Data for this task:
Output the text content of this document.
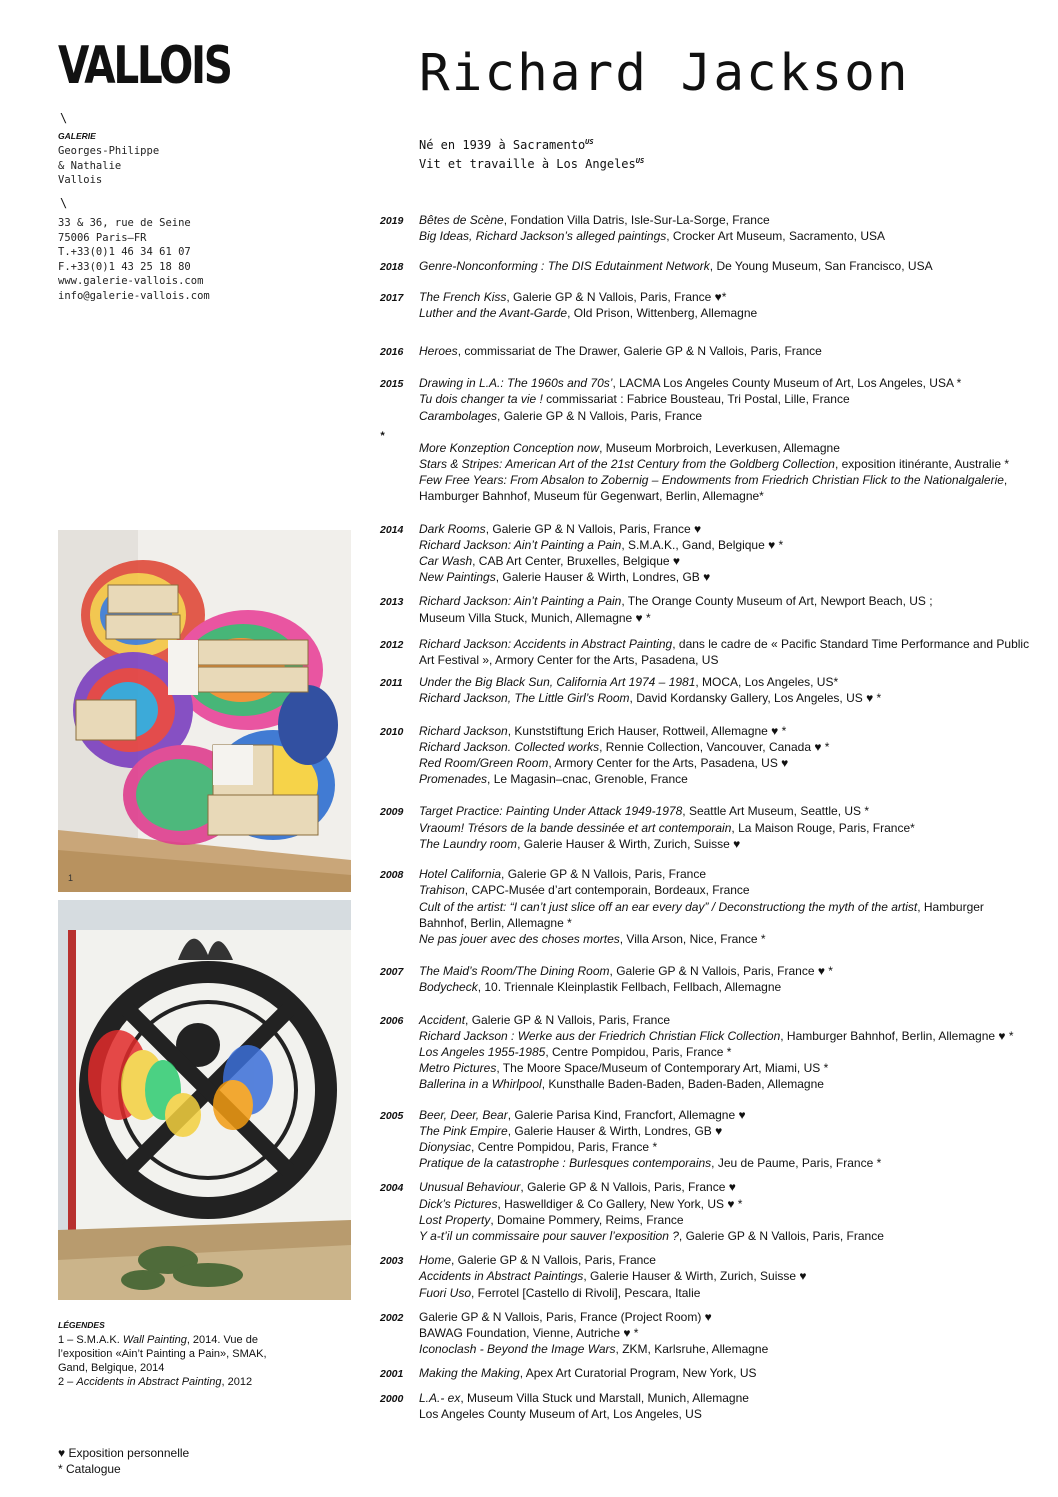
VALLOIS
\
GALERIE
Georges-Philippe
& Nathalie
Vallois
\
33 & 36, rue de Seine
75006 Paris—FR
T.+33(0)1 46 34 61 07
F.+33(0)1 43 25 18 80
www.galerie-vallois.com
info@galerie-vallois.com
1
LÉGENDES
1 – S.M.A.K. Wall Painting, 2014. Vue de l’exposition «Ain’t Painting a Pain», SMAK, Gand, Belgique, 2014
2 – Accidents in Abstract Painting, 2012
♥ Exposition personnelle
* Catalogue
Richard Jackson
Né en 1939 à Sacramento$^{US}$
Vit et travaille à Los Angeles$^{US}$
2019	Bêtes de Scène, Fondation Villa Datris, Isle-Sur-La-Sorge, France
Big Ideas, Richard Jackson’s alleged paintings, Crocker Art Museum, Sacramento, USA
2018	Genre-Nonconforming : The DIS Edutainment Network, De Young Museum, San Francisco, USA
2017	The French Kiss, Galerie GP & N Vallois, Paris, France ♥*
Luther and the Avant-Garde, Old Prison, Wittenberg, Allemagne
2016	Heroes, commissariat de The Drawer, Galerie GP & N Vallois, Paris, France
2015	Drawing in L.A.: The 1960s and 70s’, LACMA Los Angeles County Museum of Art, Los Angeles, USA *
Tu dois changer ta vie ! commissariat : Fabrice Bousteau, Tri Postal, Lille, France
Carambolages, Galerie GP & N Vallois, Paris, France
More Konzeption Conception now, Museum Morbroich, Leverkusen, Allemagne
*
Stars & Stripes: American Art of the 21st Century from the Goldberg Collection, exposition itinérante, Australie *
Few Free Years: From Absalon to Zobernig – Endowments from Friedrich Christian Flick to the Nationalgalerie, Hamburger Bahnhof, Museum für Gegenwart, Berlin, Allemagne*
2014	Dark Rooms, Galerie GP & N Vallois, Paris, France ♥
Richard Jackson: Ain’t Painting a Pain, S.M.A.K., Gand, Belgique ♥ *
Car Wash, CAB Art Center, Bruxelles, Belgique ♥
New Paintings, Galerie Hauser & Wirth, Londres, GB ♥
2013	Richard Jackson: Ain’t Painting a Pain, The Orange County Museum of Art, Newport Beach, US ;
Museum Villa Stuck, Munich, Allemagne ♥ *
2012	Richard Jackson: Accidents in Abstract Painting, dans le cadre de « Pacific Standard Time Performance and Public Art Festival », Armory Center for the Arts, Pasadena, US
2011	Under the Big Black Sun, California Art 1974 – 1981, MOCA, Los Angeles, US*
Richard Jackson, The Little Girl’s Room, David Kordansky Gallery, Los Angeles, US ♥ *
2010	Richard Jackson, Kunststiftung Erich Hauser, Rottweil, Allemagne ♥ *
Richard Jackson. Collected works, Rennie Collection, Vancouver, Canada ♥ *
Red Room/Green Room, Armory Center for the Arts, Pasadena, US ♥
Promenades, Le Magasin–cnac, Grenoble, France
2009	Target Practice: Painting Under Attack 1949-1978, Seattle Art Museum, Seattle, US *
Vraoum! Trésors de la bande dessinée et art contemporain, La Maison Rouge, Paris, France*
The Laundry room, Galerie Hauser & Wirth, Zurich, Suisse ♥
2008	Hotel California, Galerie GP & N Vallois, Paris, France
Trahison, CAPC-Musée d’art contemporain, Bordeaux, France
Cult of the artist: “I can’t just slice off an ear every day” / Deconstructiong the myth of the artist, Hamburger Bahnhof, Berlin, Allemagne *
Ne pas jouer avec des choses mortes, Villa Arson, Nice, France *
2007	The Maid’s Room/The Dining Room, Galerie GP & N Vallois, Paris, France ♥ *
Bodycheck, 10. Triennale Kleinplastik Fellbach, Fellbach, Allemagne
2006	Accident, Galerie GP & N Vallois, Paris, France
Richard Jackson : Werke aus der Friedrich Christian Flick Collection, Hamburger Bahnhof, Berlin, Allemagne ♥ *
Los Angeles 1955-1985, Centre Pompidou, Paris, France *
Metro Pictures, The Moore Space/Museum of Contemporary Art, Miami, US *
Ballerina in a Whirlpool, Kunsthalle Baden-Baden, Baden-Baden, Allemagne
2005	Beer, Deer, Bear, Galerie Parisa Kind, Francfort, Allemagne ♥
The Pink Empire, Galerie Hauser & Wirth, Londres, GB ♥
Dionysiac, Centre Pompidou, Paris, France *
Pratique de la catastrophe : Burlesques contemporains, Jeu de Paume, Paris, France *
2004	Unusual Behaviour, Galerie GP & N Vallois, Paris, France ♥
Dick’s Pictures, Haswelldiger & Co Gallery, New York, US ♥ *
Lost Property, Domaine Pommery, Reims, France
Y a-t’il un commissaire pour sauver l’exposition ?, Galerie GP & N Vallois, Paris, France
2003	Home, Galerie GP & N Vallois, Paris, France
Accidents in Abstract Paintings, Galerie Hauser & Wirth, Zurich, Suisse ♥
Fuori Uso, Ferrotel [Castello di Rivoli], Pescara, Italie
2002	Galerie GP & N Vallois, Paris, France (Project Room) ♥
BAWAG Foundation, Vienne, Autriche ♥ *
Iconoclash - Beyond the Image Wars, ZKM, Karlsruhe, Allemagne
2001	Making the Making, Apex Art Curatorial Program, New York, US
2000	L.A.- ex, Museum Villa Stuck und Marstall, Munich, Allemagne
Los Angeles County Museum of Art, Los Angeles, US
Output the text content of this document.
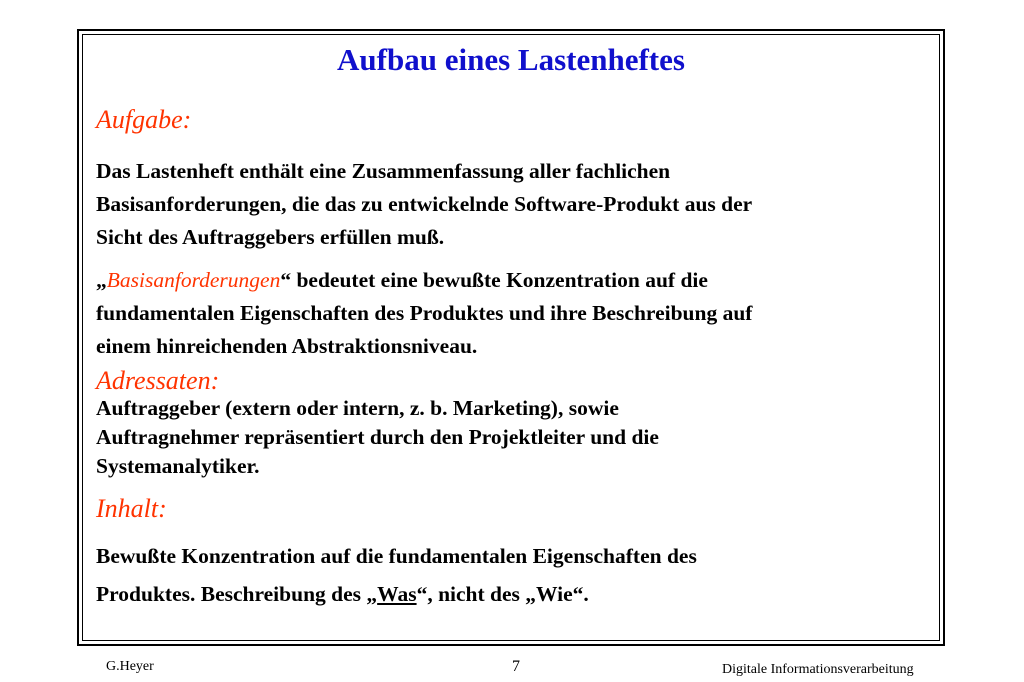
Aufbau eines Lastenheftes
Aufgabe:
Das Lastenheft enthält eine Zusammenfassung aller fachlichen
Basisanforderungen, die das zu entwickelnde Software-Produkt aus der
Sicht des Auftraggebers erfüllen muß.
„Basisanforderungen“ bedeutet eine bewußte Konzentration auf die
fundamentalen Eigenschaften des Produktes und ihre Beschreibung auf
einem hinreichenden Abstraktionsniveau.
Adressaten:
Auftraggeber (extern oder intern, z. b. Marketing), sowie
Auftragnehmer repräsentiert durch den Projektleiter und die
Systemanalytiker.
Inhalt:
Bewußte Konzentration auf die fundamentalen Eigenschaften des
Produktes. Beschreibung des „Was“, nicht des „Wie“.
G.Heyer	7	Digitale Informationsverarbeitung
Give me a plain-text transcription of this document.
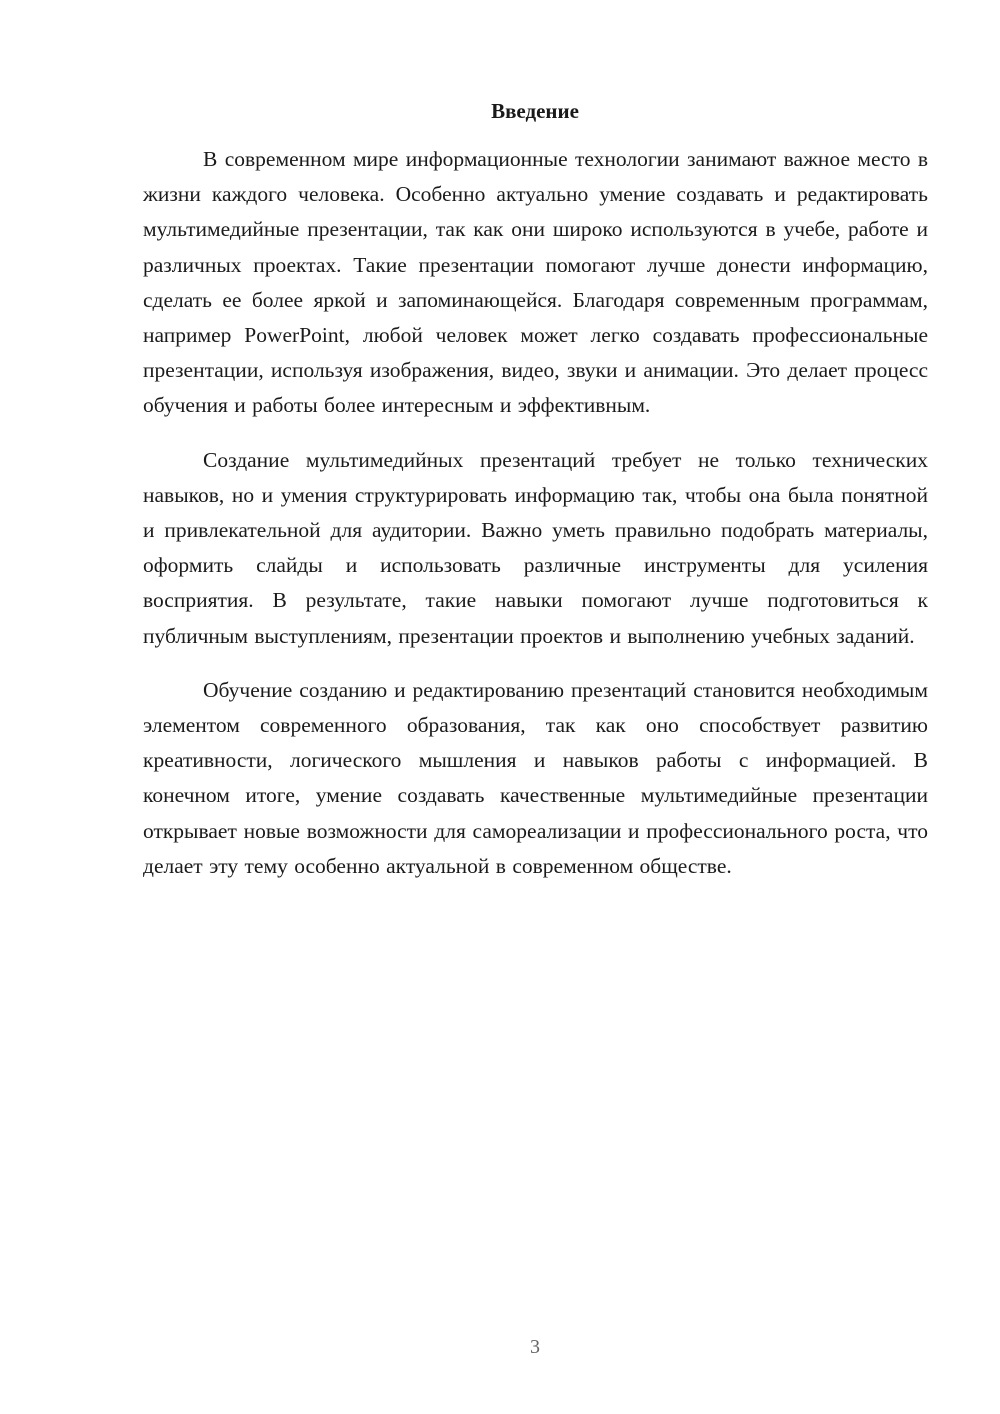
Введение

В современном мире информационные технологии занимают важное место в жизни каждого человека. Особенно актуально умение создавать и редактировать мультимедийные презентации, так как они широко используются в учебе, работе и различных проектах. Такие презентации помогают лучше донести информацию, сделать ее более яркой и запоминающейся. Благодаря современным программам, например PowerPoint, любой человек может легко создавать профессиональные презентации, используя изображения, видео, звуки и анимации. Это делает процесс обучения и работы более интересным и эффективным.

Создание мультимедийных презентаций требует не только технических навыков, но и умения структурировать информацию так, чтобы она была понятной и привлекательной для аудитории. Важно уметь правильно подобрать материалы, оформить слайды и использовать различные инструменты для усиления восприятия. В результате, такие навыки помогают лучше подготовиться к публичным выступлениям, презентации проектов и выполнению учебных заданий.

Обучение созданию и редактированию презентаций становится необходимым элементом современного образования, так как оно способствует развитию креативности, логического мышления и навыков работы с информацией. В конечном итоге, умение создавать качественные мультимедийные презентации открывает новые возможности для самореализации и профессионального роста, что делает эту тему особенно актуальной в современном обществе.

3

What you should do: For the string "современном", count the lines of the entries above that include it; answer with the number only.

Exercise output: 2